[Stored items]

* Begin *

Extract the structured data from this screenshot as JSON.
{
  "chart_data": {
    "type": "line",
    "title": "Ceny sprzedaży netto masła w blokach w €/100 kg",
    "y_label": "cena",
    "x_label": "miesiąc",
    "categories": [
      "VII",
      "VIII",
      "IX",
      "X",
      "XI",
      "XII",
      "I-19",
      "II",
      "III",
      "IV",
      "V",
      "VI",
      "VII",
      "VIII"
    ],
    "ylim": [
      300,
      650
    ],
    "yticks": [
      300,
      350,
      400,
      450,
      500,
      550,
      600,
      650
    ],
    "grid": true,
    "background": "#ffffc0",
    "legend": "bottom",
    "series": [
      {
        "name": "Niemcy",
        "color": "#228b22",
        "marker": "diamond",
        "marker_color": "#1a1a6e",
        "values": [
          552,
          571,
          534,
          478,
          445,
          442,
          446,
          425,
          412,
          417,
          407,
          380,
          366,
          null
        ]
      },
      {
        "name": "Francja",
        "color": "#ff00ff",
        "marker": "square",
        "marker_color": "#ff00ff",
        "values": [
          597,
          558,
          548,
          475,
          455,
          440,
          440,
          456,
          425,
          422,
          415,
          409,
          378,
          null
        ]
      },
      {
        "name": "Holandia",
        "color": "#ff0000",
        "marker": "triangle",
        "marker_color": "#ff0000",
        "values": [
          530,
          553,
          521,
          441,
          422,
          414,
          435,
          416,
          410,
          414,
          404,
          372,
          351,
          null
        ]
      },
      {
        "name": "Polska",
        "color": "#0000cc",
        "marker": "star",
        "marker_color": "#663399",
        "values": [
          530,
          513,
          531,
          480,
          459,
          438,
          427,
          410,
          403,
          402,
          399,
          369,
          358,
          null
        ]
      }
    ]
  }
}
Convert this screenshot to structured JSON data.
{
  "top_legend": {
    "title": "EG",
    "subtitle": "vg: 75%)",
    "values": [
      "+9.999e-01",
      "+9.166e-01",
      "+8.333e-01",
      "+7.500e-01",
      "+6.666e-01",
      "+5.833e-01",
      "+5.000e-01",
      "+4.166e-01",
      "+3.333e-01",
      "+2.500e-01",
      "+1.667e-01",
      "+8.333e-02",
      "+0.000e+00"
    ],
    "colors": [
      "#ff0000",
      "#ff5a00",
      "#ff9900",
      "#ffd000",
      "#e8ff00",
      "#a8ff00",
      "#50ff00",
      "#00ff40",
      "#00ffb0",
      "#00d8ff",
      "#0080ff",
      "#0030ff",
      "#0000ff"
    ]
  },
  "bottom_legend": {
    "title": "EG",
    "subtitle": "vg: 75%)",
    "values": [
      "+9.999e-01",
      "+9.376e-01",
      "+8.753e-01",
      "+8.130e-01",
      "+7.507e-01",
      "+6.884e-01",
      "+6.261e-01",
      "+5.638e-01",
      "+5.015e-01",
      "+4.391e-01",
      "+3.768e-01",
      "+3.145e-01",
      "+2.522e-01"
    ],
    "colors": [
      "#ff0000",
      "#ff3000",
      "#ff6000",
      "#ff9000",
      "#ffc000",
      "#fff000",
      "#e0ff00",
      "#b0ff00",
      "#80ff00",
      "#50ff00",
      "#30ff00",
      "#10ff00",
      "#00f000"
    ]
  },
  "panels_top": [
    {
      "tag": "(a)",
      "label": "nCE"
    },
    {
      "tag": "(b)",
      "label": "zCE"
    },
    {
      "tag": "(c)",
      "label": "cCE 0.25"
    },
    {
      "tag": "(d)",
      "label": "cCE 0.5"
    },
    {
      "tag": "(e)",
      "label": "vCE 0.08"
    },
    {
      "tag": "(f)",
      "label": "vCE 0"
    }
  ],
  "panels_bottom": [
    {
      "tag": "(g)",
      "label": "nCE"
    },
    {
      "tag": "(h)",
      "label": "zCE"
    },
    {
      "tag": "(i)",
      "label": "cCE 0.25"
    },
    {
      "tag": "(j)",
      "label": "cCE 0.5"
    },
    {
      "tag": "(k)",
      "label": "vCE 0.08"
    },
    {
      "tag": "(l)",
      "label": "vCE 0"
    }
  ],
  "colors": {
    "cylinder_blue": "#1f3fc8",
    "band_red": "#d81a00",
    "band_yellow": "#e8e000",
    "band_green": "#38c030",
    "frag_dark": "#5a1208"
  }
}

* End *

▸ PROBLEM DESCRIPTION: Wherever the word "structured" occurs in a line of the listing, copy that line.

▸ WORKED SOLUTION:
Extract the structured data from this screenshot as JSON.
Convert this screenshot to structured JSON data.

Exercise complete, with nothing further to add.